▶ **SHORT TASK**:
Collect the lines of the entries where "with" shows up.

▶ **GIVEN RECORDS**:
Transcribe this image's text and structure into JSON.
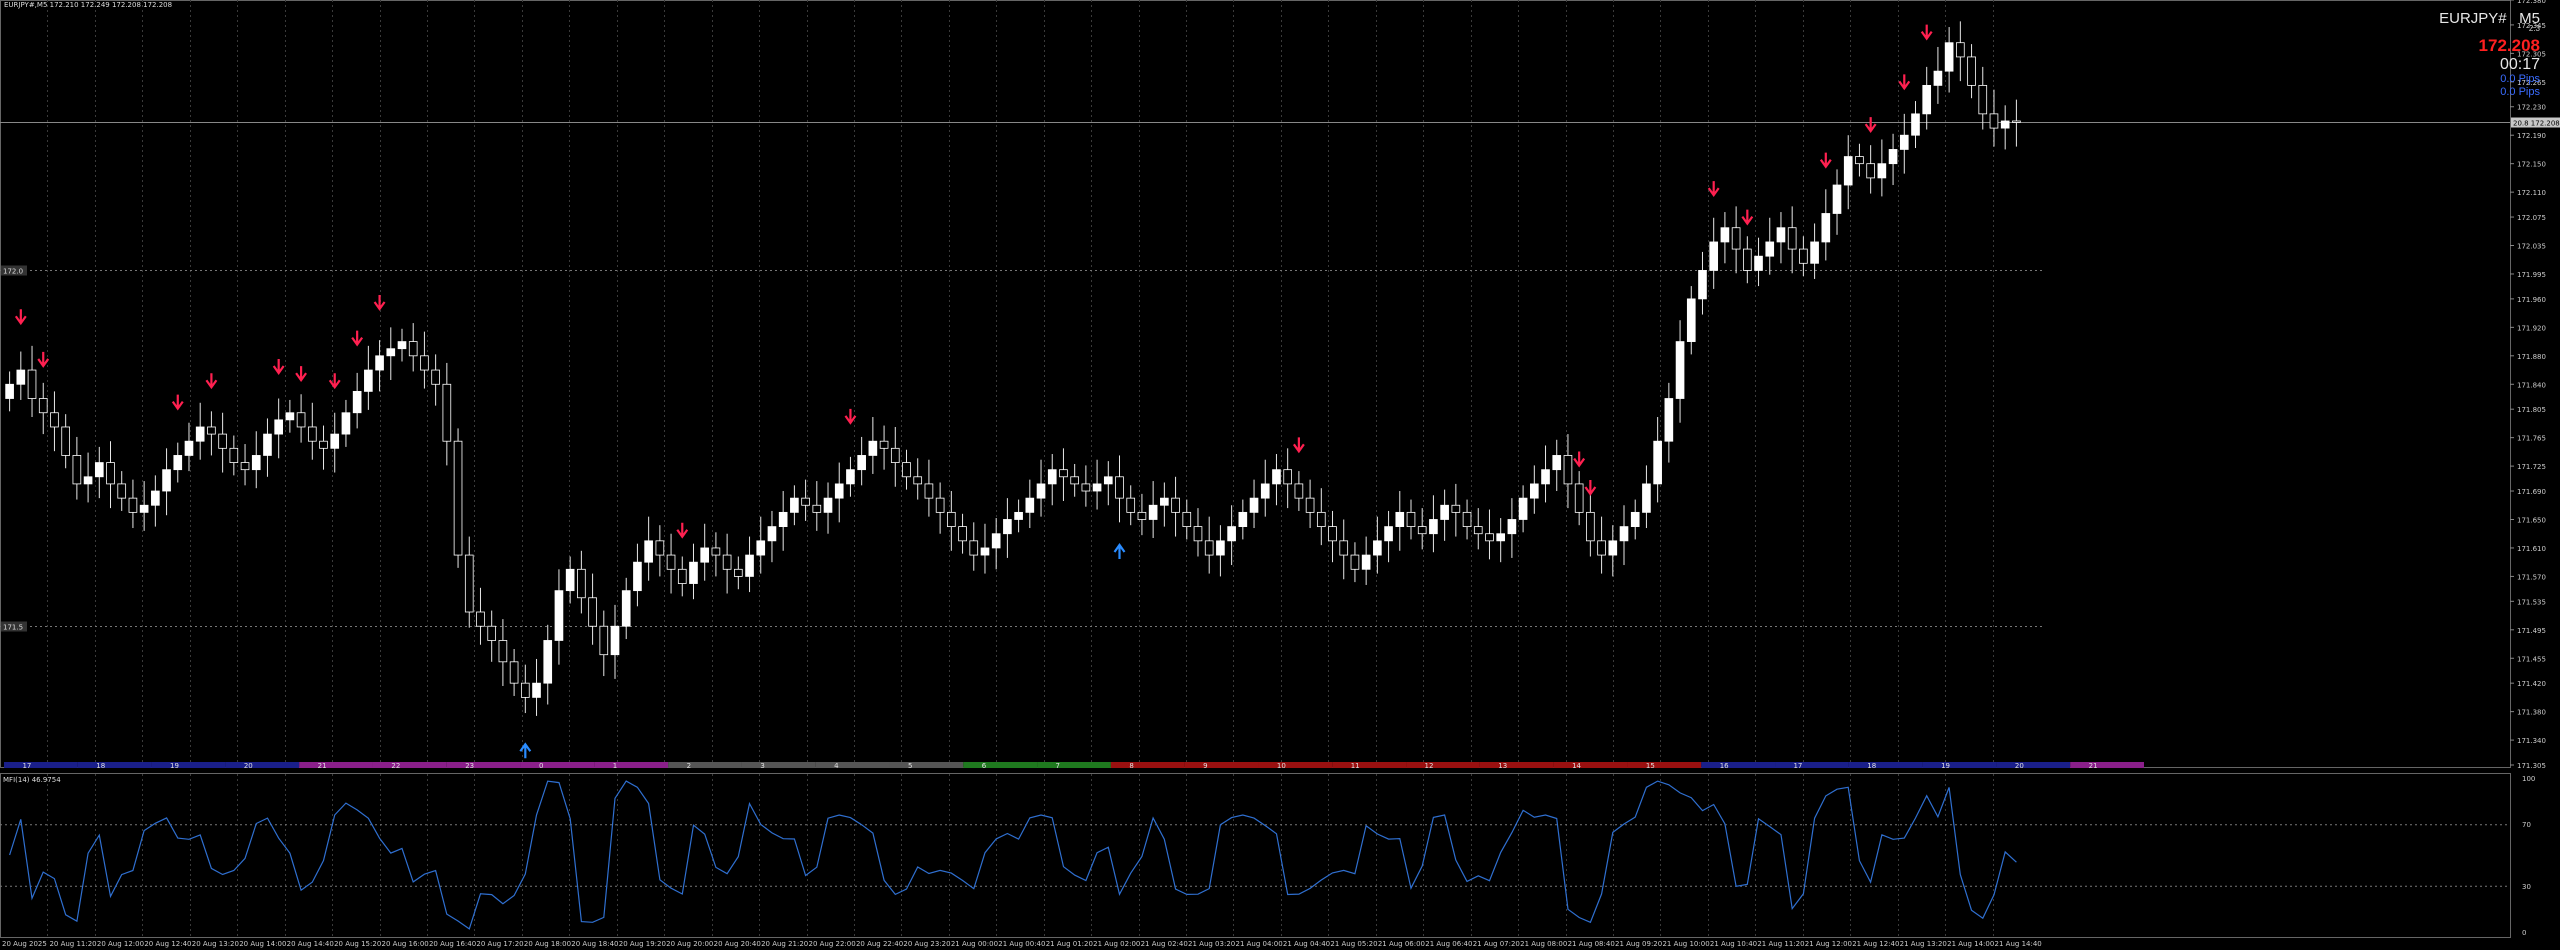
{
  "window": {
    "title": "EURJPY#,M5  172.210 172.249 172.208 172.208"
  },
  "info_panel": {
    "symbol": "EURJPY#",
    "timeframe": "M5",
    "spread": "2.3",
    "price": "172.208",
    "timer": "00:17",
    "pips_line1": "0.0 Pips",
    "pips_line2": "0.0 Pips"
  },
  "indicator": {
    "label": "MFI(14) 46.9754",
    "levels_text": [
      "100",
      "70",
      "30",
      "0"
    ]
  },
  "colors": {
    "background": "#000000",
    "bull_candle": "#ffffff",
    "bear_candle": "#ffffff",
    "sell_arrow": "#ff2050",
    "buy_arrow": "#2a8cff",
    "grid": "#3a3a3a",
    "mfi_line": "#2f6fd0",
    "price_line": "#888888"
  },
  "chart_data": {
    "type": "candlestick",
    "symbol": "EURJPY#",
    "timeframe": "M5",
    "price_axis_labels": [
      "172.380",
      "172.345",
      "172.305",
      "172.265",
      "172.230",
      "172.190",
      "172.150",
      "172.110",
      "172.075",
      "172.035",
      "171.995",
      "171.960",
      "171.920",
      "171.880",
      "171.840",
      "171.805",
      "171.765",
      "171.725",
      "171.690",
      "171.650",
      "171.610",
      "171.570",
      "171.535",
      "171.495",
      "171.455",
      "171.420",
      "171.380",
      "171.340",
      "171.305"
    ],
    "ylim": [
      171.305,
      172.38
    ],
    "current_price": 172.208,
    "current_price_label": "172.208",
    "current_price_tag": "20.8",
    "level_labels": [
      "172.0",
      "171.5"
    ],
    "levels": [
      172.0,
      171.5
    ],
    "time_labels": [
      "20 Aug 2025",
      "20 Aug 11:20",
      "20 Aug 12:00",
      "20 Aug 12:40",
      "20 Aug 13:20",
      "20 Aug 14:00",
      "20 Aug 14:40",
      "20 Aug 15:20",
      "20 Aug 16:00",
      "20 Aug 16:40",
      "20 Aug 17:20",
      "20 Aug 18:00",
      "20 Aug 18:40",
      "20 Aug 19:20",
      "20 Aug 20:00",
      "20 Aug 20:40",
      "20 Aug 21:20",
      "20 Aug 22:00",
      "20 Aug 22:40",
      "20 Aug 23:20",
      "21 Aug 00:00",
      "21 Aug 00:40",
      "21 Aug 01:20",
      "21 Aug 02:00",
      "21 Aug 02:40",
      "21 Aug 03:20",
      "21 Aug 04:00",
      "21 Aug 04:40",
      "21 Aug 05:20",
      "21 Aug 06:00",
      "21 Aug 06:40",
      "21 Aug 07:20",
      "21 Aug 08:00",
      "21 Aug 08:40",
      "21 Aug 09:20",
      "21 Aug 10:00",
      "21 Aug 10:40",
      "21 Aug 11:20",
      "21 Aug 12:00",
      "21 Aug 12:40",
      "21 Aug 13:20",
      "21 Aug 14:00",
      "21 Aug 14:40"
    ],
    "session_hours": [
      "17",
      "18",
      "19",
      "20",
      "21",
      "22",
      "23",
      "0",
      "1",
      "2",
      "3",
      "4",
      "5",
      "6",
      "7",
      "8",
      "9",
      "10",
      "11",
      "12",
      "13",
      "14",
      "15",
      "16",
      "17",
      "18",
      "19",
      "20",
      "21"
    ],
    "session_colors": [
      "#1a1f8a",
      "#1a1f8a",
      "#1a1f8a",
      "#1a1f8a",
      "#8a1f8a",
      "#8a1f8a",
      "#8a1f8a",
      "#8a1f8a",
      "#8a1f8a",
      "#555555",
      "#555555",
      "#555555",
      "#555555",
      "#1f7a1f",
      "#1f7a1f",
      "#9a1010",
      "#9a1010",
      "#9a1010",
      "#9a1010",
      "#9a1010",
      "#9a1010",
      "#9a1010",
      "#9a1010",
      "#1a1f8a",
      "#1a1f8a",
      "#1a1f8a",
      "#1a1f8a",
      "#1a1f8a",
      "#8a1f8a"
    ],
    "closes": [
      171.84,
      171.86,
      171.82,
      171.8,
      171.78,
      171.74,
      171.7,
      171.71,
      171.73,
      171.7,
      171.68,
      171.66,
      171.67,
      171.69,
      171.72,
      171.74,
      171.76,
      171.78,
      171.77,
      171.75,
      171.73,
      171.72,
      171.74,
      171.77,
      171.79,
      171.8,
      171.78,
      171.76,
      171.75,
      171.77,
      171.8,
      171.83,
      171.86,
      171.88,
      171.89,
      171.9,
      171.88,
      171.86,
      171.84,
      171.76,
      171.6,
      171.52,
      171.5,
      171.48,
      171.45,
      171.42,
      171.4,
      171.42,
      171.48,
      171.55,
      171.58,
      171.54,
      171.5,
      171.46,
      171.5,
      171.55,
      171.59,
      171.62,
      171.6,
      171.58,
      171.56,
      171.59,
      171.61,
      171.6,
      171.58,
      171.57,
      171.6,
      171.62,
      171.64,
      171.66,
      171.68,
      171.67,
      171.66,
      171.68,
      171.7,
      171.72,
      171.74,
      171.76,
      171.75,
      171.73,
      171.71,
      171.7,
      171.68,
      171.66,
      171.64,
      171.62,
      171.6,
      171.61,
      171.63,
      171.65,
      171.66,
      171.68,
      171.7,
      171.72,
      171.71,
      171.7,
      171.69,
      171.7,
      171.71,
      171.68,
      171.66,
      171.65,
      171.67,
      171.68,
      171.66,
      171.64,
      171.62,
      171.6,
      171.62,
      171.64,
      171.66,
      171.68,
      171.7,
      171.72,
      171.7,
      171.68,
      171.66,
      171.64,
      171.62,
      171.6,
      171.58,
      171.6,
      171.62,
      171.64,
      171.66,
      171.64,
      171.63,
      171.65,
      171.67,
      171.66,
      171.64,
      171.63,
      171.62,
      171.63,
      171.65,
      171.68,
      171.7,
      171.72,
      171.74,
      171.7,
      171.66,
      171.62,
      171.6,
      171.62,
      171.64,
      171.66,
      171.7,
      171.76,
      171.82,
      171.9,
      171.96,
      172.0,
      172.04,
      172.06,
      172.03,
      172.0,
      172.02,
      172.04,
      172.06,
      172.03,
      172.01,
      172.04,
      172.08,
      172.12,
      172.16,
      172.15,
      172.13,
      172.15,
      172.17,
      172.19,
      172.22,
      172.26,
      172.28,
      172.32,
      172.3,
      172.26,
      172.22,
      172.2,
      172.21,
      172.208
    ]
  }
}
* * *
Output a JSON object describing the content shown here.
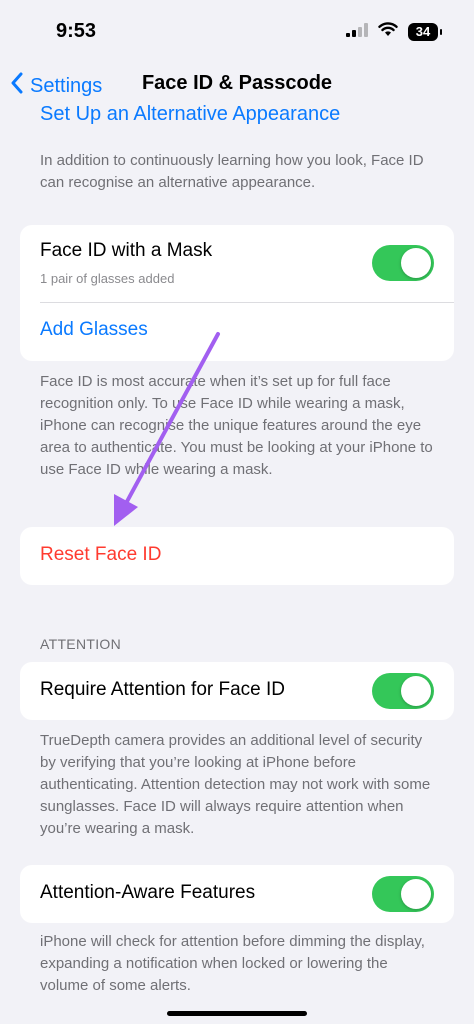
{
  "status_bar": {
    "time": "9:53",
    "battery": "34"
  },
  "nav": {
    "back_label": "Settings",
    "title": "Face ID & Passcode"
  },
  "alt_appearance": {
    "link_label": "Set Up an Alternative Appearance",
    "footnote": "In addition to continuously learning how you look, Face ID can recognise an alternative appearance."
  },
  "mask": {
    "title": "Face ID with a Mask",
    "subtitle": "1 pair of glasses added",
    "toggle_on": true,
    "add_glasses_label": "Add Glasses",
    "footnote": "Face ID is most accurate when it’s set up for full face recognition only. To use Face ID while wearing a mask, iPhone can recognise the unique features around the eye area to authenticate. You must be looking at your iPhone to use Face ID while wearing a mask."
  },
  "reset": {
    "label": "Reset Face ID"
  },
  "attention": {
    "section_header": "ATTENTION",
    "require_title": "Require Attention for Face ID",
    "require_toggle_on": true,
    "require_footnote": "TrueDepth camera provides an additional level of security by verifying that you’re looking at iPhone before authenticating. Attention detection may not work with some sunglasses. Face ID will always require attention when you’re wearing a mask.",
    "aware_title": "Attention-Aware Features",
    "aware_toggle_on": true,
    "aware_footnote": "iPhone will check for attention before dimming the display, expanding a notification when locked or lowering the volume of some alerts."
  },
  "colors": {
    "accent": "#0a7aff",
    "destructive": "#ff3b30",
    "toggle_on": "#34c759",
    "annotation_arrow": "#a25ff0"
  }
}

▶ **SOLVED EXERCISE**:
    "title": "Face ID with a Mask",
    "require_footnote": "TrueDepth camera provides an additional level of security by verifying that you’re looking at iPhone before authenticating. Attention detection may not work with some sunglasses. Face ID will always require attention when you’re wearing a mask.",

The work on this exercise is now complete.